**YOUR GOAL:**
Write the material out again in full, word for word. Do not include the pictures.

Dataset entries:
= = = = =

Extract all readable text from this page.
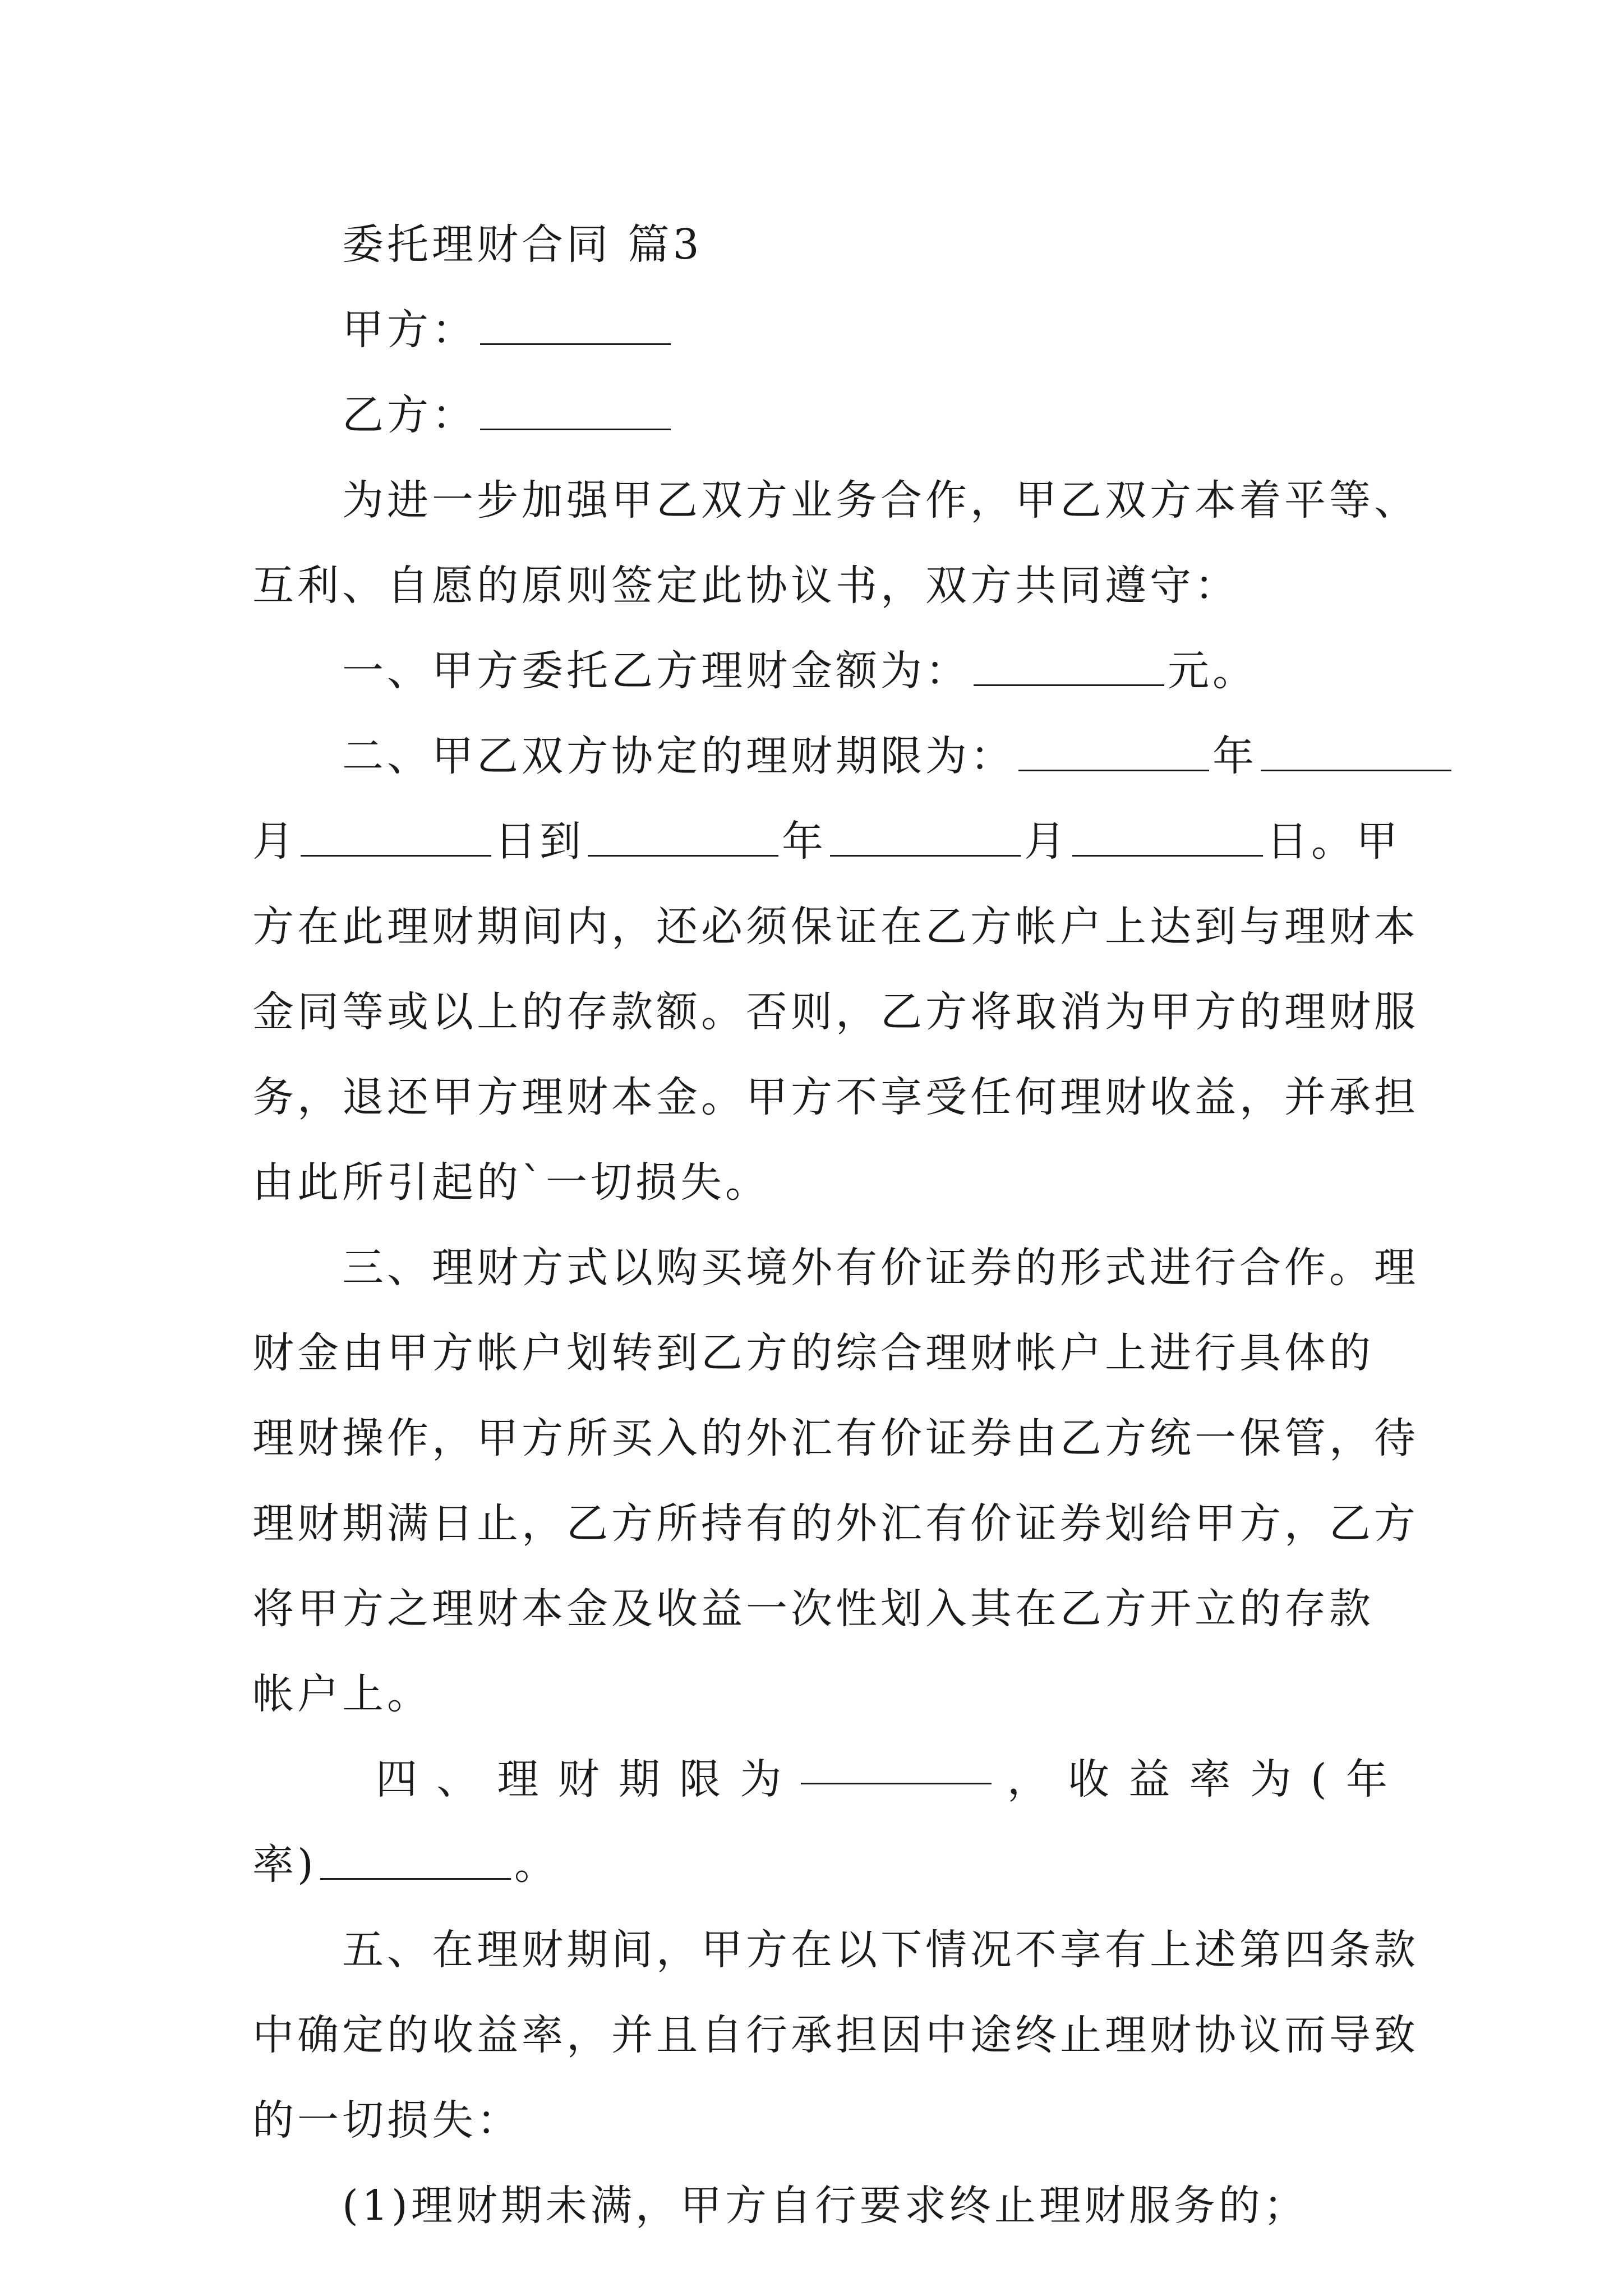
委托理财合同 篇3
甲方：
乙方：
为进一步加强甲乙双方业务合作，甲乙双方本着平等、
互利、自愿的原则签定此协议书，双方共同遵守：
一、甲方委托乙方理财金额为：	元。
二、甲乙双方协定的理财期限为：	年
月	日到	年	月	日。甲
方在此理财期间内，还必须保证在乙方帐户上达到与理财本
金同等或以上的存款额。否则，乙方将取消为甲方的理财服
务，退还甲方理财本金。甲方不享受任何理财收益，并承担
由此所引起的`一切损失。
三、理财方式以购买境外有价证券的形式进行合作。理
财金由甲方帐户划转到乙方的综合理财帐户上进行具体的
理财操作，甲方所买入的外汇有价证券由乙方统一保管，待
理财期满日止，乙方所持有的外汇有价证券划给甲方，乙方
将甲方之理财本金及收益一次性划入其在乙方开立的存款
帐户上。
四 、 理 财 期 限 为	， 收 益 率 为 ( 年
率)	。
五、在理财期间，甲方在以下情况不享有上述第四条款
中确定的收益率，并且自行承担因中途终止理财协议而导致
的一切损失：
(1)理财期未满，甲方自行要求终止理财服务的；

= = = = =

**TASK SOLUTION:**
Extract all readable text from this page.
委托理财合同 篇3
甲方：
乙方：
为进一步加强甲乙双方业务合作，甲乙双方本着平等、
互利、自愿的原则签定此协议书，双方共同遵守：
一、甲方委托乙方理财金额为：	元。
二、甲乙双方协定的理财期限为：	年
月	日到	年	月	日。甲
方在此理财期间内，还必须保证在乙方帐户上达到与理财本
金同等或以上的存款额。否则，乙方将取消为甲方的理财服
务，退还甲方理财本金。甲方不享受任何理财收益，并承担
由此所引起的`一切损失。
三、理财方式以购买境外有价证券的形式进行合作。理
财金由甲方帐户划转到乙方的综合理财帐户上进行具体的
理财操作，甲方所买入的外汇有价证券由乙方统一保管，待
理财期满日止，乙方所持有的外汇有价证券划给甲方，乙方
将甲方之理财本金及收益一次性划入其在乙方开立的存款
帐户上。
四 、 理 财 期 限 为	， 收 益 率 为 ( 年
率)	。
五、在理财期间，甲方在以下情况不享有上述第四条款
中确定的收益率，并且自行承担因中途终止理财协议而导致
的一切损失：
(1)理财期未满，甲方自行要求终止理财服务的；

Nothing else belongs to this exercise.